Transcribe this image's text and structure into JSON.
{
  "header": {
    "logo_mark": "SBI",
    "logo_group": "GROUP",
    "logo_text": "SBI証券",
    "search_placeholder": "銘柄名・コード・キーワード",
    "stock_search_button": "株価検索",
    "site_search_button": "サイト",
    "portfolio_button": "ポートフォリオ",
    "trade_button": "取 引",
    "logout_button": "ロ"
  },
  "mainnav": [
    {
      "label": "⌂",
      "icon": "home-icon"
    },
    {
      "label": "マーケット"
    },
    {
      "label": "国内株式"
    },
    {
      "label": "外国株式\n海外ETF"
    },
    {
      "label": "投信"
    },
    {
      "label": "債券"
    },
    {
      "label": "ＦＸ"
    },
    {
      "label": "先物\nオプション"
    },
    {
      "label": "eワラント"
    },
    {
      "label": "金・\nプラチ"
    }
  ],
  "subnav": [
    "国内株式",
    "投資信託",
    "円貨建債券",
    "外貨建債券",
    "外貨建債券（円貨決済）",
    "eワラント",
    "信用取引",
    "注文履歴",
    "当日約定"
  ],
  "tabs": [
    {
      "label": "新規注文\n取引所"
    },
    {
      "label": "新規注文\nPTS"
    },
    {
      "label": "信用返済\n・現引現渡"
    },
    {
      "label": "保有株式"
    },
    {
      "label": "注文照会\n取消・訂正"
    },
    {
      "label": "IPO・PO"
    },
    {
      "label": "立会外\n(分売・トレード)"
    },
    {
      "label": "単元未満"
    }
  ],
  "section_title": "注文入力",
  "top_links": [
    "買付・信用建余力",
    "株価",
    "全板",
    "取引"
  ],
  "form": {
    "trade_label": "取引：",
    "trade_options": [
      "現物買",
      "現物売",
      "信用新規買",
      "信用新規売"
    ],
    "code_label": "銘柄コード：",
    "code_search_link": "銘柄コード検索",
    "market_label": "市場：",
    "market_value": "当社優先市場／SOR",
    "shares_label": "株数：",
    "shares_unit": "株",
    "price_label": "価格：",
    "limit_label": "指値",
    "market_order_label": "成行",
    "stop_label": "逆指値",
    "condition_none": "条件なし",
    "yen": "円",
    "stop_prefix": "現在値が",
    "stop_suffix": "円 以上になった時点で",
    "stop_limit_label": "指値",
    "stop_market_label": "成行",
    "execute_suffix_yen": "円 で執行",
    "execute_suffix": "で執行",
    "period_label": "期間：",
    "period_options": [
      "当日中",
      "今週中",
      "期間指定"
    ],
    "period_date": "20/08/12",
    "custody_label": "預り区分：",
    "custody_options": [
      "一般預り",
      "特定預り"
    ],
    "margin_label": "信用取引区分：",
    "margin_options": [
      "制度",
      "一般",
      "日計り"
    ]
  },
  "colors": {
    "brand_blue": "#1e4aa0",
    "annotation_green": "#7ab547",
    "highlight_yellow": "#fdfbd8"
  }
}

====================

What you have to do: Output the records exactly, including every line.

Final result:
Transcribe this image's text and structure into JSON.
{
  "header": {
    "logo_mark": "SBI",
    "logo_group": "GROUP",
    "logo_text": "SBI証券",
    "search_placeholder": "銘柄名・コード・キーワード",
    "stock_search_button": "株価検索",
    "site_search_button": "サイト",
    "portfolio_button": "ポートフォリオ",
    "trade_button": "取 引",
    "logout_button": "ロ"
  },
  "mainnav": [
    {
      "label": "⌂",
      "icon": "home-icon"
    },
    {
      "label": "マーケット"
    },
    {
      "label": "国内株式"
    },
    {
      "label": "外国株式\n海外ETF"
    },
    {
      "label": "投信"
    },
    {
      "label": "債券"
    },
    {
      "label": "ＦＸ"
    },
    {
      "label": "先物\nオプション"
    },
    {
      "label": "eワラント"
    },
    {
      "label": "金・\nプラチ"
    }
  ],
  "subnav": [
    "国内株式",
    "投資信託",
    "円貨建債券",
    "外貨建債券",
    "外貨建債券（円貨決済）",
    "eワラント",
    "信用取引",
    "注文履歴",
    "当日約定"
  ],
  "tabs": [
    {
      "label": "新規注文\n取引所"
    },
    {
      "label": "新規注文\nPTS"
    },
    {
      "label": "信用返済\n・現引現渡"
    },
    {
      "label": "保有株式"
    },
    {
      "label": "注文照会\n取消・訂正"
    },
    {
      "label": "IPO・PO"
    },
    {
      "label": "立会外\n(分売・トレード)"
    },
    {
      "label": "単元未満"
    }
  ],
  "section_title": "注文入力",
  "top_links": [
    "買付・信用建余力",
    "株価",
    "全板",
    "取引"
  ],
  "form": {
    "trade_label": "取引：",
    "trade_options": [
      "現物買",
      "現物売",
      "信用新規買",
      "信用新規売"
    ],
    "code_label": "銘柄コード：",
    "code_search_link": "銘柄コード検索",
    "market_label": "市場：",
    "market_value": "当社優先市場／SOR",
    "shares_label": "株数：",
    "shares_unit": "株",
    "price_label": "価格：",
    "limit_label": "指値",
    "market_order_label": "成行",
    "stop_label": "逆指値",
    "condition_none": "条件なし",
    "yen": "円",
    "stop_prefix": "現在値が",
    "stop_suffix": "円 以上になった時点で",
    "stop_limit_label": "指値",
    "stop_market_label": "成行",
    "execute_suffix_yen": "円 で執行",
    "execute_suffix": "で執行",
    "period_label": "期間：",
    "period_options": [
      "当日中",
      "今週中",
      "期間指定"
    ],
    "period_date": "20/08/12",
    "custody_label": "預り区分：",
    "custody_options": [
      "一般預り",
      "特定預り"
    ],
    "margin_label": "信用取引区分：",
    "margin_options": [
      "制度",
      "一般",
      "日計り"
    ]
  },
  "colors": {
    "brand_blue": "#1e4aa0",
    "annotation_green": "#7ab547",
    "highlight_yellow": "#fdfbd8"
  }
}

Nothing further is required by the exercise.